>> Start Materials provided
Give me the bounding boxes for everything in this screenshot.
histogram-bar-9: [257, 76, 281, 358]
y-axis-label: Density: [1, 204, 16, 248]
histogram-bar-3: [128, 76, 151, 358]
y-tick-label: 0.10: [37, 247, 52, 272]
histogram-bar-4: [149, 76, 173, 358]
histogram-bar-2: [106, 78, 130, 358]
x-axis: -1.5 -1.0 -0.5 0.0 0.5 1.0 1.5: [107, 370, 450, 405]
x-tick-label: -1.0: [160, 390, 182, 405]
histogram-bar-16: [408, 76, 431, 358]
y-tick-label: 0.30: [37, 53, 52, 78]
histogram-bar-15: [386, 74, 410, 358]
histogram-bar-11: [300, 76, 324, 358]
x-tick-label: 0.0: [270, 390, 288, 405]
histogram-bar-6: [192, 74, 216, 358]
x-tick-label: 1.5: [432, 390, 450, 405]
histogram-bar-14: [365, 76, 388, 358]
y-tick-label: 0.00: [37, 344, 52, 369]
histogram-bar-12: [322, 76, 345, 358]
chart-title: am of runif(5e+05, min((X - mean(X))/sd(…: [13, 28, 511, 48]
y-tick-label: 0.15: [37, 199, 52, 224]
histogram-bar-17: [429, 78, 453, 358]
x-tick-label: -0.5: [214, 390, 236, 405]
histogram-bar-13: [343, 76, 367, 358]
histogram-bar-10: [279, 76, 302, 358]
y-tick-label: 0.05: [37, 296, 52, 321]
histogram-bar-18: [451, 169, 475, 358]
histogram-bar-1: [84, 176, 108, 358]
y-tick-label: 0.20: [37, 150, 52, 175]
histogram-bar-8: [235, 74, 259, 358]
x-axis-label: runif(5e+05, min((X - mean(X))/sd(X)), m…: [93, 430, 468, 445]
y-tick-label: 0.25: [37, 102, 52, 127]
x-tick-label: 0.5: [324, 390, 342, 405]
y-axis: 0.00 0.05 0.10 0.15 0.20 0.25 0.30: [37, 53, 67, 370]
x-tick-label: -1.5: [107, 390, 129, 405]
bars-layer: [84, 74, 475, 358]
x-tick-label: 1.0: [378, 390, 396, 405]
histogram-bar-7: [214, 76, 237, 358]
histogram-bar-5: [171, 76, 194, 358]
>> End Materials provided
**What the exercise asks**
Copy out every row above line for line, with no changes.

**Answer in full**
Give me the bounding boxes for everything in this screenshot.
histogram-bar-9: [257, 76, 281, 358]
y-axis-label: Density: [1, 204, 16, 248]
histogram-bar-3: [128, 76, 151, 358]
y-tick-label: 0.10: [37, 247, 52, 272]
histogram-bar-4: [149, 76, 173, 358]
histogram-bar-2: [106, 78, 130, 358]
x-axis: -1.5 -1.0 -0.5 0.0 0.5 1.0 1.5: [107, 370, 450, 405]
x-tick-label: -1.0: [160, 390, 182, 405]
histogram-bar-16: [408, 76, 431, 358]
y-tick-label: 0.30: [37, 53, 52, 78]
histogram-bar-15: [386, 74, 410, 358]
histogram-bar-11: [300, 76, 324, 358]
x-tick-label: 0.0: [270, 390, 288, 405]
histogram-bar-6: [192, 74, 216, 358]
x-tick-label: 1.5: [432, 390, 450, 405]
histogram-bar-14: [365, 76, 388, 358]
y-tick-label: 0.00: [37, 344, 52, 369]
histogram-bar-12: [322, 76, 345, 358]
chart-title: am of runif(5e+05, min((X - mean(X))/sd(…: [13, 28, 511, 48]
y-tick-label: 0.15: [37, 199, 52, 224]
histogram-bar-17: [429, 78, 453, 358]
x-tick-label: -0.5: [214, 390, 236, 405]
histogram-bar-13: [343, 76, 367, 358]
histogram-bar-10: [279, 76, 302, 358]
y-tick-label: 0.05: [37, 296, 52, 321]
histogram-bar-18: [451, 169, 475, 358]
histogram-bar-1: [84, 176, 108, 358]
y-tick-label: 0.20: [37, 150, 52, 175]
histogram-bar-8: [235, 74, 259, 358]
x-axis-label: runif(5e+05, min((X - mean(X))/sd(X)), m…: [93, 430, 468, 445]
y-tick-label: 0.25: [37, 102, 52, 127]
x-tick-label: 0.5: [324, 390, 342, 405]
y-axis: 0.00 0.05 0.10 0.15 0.20 0.25 0.30: [37, 53, 67, 370]
x-tick-label: -1.5: [107, 390, 129, 405]
bars-layer: [84, 74, 475, 358]
x-tick-label: 1.0: [378, 390, 396, 405]
histogram-bar-7: [214, 76, 237, 358]
histogram-bar-5: [171, 76, 194, 358]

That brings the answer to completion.